Write out the whole listing word for word.

>>>>

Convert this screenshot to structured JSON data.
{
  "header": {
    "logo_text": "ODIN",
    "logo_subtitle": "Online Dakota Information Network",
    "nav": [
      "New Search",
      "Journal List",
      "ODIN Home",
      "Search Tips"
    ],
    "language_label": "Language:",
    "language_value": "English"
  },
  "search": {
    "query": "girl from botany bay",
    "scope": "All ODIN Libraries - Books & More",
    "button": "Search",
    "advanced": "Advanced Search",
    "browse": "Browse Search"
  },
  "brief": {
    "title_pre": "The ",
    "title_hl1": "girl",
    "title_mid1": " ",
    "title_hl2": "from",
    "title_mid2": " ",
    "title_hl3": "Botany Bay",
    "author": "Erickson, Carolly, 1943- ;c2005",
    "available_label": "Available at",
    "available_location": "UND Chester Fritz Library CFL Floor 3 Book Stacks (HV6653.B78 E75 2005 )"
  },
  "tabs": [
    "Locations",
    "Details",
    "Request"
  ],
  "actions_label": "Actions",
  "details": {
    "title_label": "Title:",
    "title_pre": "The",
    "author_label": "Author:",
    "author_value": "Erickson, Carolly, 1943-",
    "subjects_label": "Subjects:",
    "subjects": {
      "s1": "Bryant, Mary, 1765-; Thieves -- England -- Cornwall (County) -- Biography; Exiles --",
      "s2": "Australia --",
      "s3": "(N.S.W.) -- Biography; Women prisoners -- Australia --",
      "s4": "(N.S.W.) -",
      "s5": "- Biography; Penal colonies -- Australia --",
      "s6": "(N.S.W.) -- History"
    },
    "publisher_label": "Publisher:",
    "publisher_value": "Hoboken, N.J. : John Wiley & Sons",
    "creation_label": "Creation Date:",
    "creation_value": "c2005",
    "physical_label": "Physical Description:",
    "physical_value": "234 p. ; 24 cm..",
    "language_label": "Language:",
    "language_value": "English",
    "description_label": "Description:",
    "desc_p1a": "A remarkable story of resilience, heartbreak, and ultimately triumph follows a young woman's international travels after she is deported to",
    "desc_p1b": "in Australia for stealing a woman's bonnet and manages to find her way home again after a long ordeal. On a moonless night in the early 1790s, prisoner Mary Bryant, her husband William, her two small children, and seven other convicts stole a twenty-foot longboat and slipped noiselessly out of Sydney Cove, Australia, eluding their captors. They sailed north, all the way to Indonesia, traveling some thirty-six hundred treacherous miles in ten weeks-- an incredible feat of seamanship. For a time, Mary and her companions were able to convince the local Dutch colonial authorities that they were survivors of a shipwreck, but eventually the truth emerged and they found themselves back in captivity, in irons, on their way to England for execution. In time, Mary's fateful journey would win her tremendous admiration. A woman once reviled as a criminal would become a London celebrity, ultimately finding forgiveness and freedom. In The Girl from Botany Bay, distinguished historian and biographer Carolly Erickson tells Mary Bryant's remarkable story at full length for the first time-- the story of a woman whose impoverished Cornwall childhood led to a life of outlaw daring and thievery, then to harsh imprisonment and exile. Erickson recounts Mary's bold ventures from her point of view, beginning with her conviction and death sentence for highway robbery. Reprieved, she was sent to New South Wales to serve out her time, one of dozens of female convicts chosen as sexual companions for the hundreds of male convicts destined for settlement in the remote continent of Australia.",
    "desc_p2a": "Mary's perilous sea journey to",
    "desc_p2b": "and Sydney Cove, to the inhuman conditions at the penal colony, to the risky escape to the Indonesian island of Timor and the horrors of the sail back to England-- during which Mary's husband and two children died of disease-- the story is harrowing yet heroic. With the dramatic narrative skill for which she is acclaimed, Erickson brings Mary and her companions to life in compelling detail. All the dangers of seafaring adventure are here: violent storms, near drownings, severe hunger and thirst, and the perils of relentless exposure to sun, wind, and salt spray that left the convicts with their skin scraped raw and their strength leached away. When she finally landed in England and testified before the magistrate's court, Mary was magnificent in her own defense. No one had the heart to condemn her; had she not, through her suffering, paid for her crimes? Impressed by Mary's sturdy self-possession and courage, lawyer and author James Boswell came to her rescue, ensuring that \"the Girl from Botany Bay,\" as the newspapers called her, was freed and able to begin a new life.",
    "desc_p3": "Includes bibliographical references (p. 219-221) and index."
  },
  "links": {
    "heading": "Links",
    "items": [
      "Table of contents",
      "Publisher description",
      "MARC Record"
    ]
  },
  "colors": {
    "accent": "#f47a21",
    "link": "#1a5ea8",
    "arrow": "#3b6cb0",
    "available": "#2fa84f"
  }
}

<<<<

Exercise solution ->
Convert this screenshot to structured JSON data.
{
  "header": {
    "logo_text": "ODIN",
    "logo_subtitle": "Online Dakota Information Network",
    "nav": [
      "New Search",
      "Journal List",
      "ODIN Home",
      "Search Tips"
    ],
    "language_label": "Language:",
    "language_value": "English"
  },
  "search": {
    "query": "girl from botany bay",
    "scope": "All ODIN Libraries - Books & More",
    "button": "Search",
    "advanced": "Advanced Search",
    "browse": "Browse Search"
  },
  "brief": {
    "title_pre": "The ",
    "title_hl1": "girl",
    "title_mid1": " ",
    "title_hl2": "from",
    "title_mid2": " ",
    "title_hl3": "Botany Bay",
    "author": "Erickson, Carolly, 1943- ;c2005",
    "available_label": "Available at",
    "available_location": "UND Chester Fritz Library CFL Floor 3 Book Stacks (HV6653.B78 E75 2005 )"
  },
  "tabs": [
    "Locations",
    "Details",
    "Request"
  ],
  "actions_label": "Actions",
  "details": {
    "title_label": "Title:",
    "title_pre": "The",
    "author_label": "Author:",
    "author_value": "Erickson, Carolly, 1943-",
    "subjects_label": "Subjects:",
    "subjects": {
      "s1": "Bryant, Mary, 1765-; Thieves -- England -- Cornwall (County) -- Biography; Exiles --",
      "s2": "Australia --",
      "s3": "(N.S.W.) -- Biography; Women prisoners -- Australia --",
      "s4": "(N.S.W.) -",
      "s5": "- Biography; Penal colonies -- Australia --",
      "s6": "(N.S.W.) -- History"
    },
    "publisher_label": "Publisher:",
    "publisher_value": "Hoboken, N.J. : John Wiley & Sons",
    "creation_label": "Creation Date:",
    "creation_value": "c2005",
    "physical_label": "Physical Description:",
    "physical_value": "234 p. ; 24 cm..",
    "language_label": "Language:",
    "language_value": "English",
    "description_label": "Description:",
    "desc_p1a": "A remarkable story of resilience, heartbreak, and ultimately triumph follows a young woman's international travels after she is deported to",
    "desc_p1b": "in Australia for stealing a woman's bonnet and manages to find her way home again after a long ordeal. On a moonless night in the early 1790s, prisoner Mary Bryant, her husband William, her two small children, and seven other convicts stole a twenty-foot longboat and slipped noiselessly out of Sydney Cove, Australia, eluding their captors. They sailed north, all the way to Indonesia, traveling some thirty-six hundred treacherous miles in ten weeks-- an incredible feat of seamanship. For a time, Mary and her companions were able to convince the local Dutch colonial authorities that they were survivors of a shipwreck, but eventually the truth emerged and they found themselves back in captivity, in irons, on their way to England for execution. In time, Mary's fateful journey would win her tremendous admiration. A woman once reviled as a criminal would become a London celebrity, ultimately finding forgiveness and freedom. In The Girl from Botany Bay, distinguished historian and biographer Carolly Erickson tells Mary Bryant's remarkable story at full length for the first time-- the story of a woman whose impoverished Cornwall childhood led to a life of outlaw daring and thievery, then to harsh imprisonment and exile. Erickson recounts Mary's bold ventures from her point of view, beginning with her conviction and death sentence for highway robbery. Reprieved, she was sent to New South Wales to serve out her time, one of dozens of female convicts chosen as sexual companions for the hundreds of male convicts destined for settlement in the remote continent of Australia.",
    "desc_p2a": "Mary's perilous sea journey to",
    "desc_p2b": "and Sydney Cove, to the inhuman conditions at the penal colony, to the risky escape to the Indonesian island of Timor and the horrors of the sail back to England-- during which Mary's husband and two children died of disease-- the story is harrowing yet heroic. With the dramatic narrative skill for which she is acclaimed, Erickson brings Mary and her companions to life in compelling detail. All the dangers of seafaring adventure are here: violent storms, near drownings, severe hunger and thirst, and the perils of relentless exposure to sun, wind, and salt spray that left the convicts with their skin scraped raw and their strength leached away. When she finally landed in England and testified before the magistrate's court, Mary was magnificent in her own defense. No one had the heart to condemn her; had she not, through her suffering, paid for her crimes? Impressed by Mary's sturdy self-possession and courage, lawyer and author James Boswell came to her rescue, ensuring that \"the Girl from Botany Bay,\" as the newspapers called her, was freed and able to begin a new life.",
    "desc_p3": "Includes bibliographical references (p. 219-221) and index."
  },
  "links": {
    "heading": "Links",
    "items": [
      "Table of contents",
      "Publisher description",
      "MARC Record"
    ]
  },
  "colors": {
    "accent": "#f47a21",
    "link": "#1a5ea8",
    "arrow": "#3b6cb0",
    "available": "#2fa84f"
  }
}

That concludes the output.